• [What needs to be done] Return the listing word for word, as given.

Source data:
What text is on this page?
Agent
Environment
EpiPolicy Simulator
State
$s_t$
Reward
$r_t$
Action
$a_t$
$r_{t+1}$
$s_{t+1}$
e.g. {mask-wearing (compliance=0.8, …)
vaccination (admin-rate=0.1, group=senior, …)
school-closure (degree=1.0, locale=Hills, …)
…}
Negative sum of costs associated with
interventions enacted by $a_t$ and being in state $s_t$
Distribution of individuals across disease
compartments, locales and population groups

• [Response for this exercise]
What text is on this page?
Agent
Environment
EpiPolicy Simulator
State
$s_t$
Reward
$r_t$
Action
$a_t$
$r_{t+1}$
$s_{t+1}$
e.g. {mask-wearing (compliance=0.8, …)
vaccination (admin-rate=0.1, group=senior, …)
school-closure (degree=1.0, locale=Hills, …)
…}
Negative sum of costs associated with
interventions enacted by $a_t$ and being in state $s_t$
Distribution of individuals across disease
compartments, locales and population groups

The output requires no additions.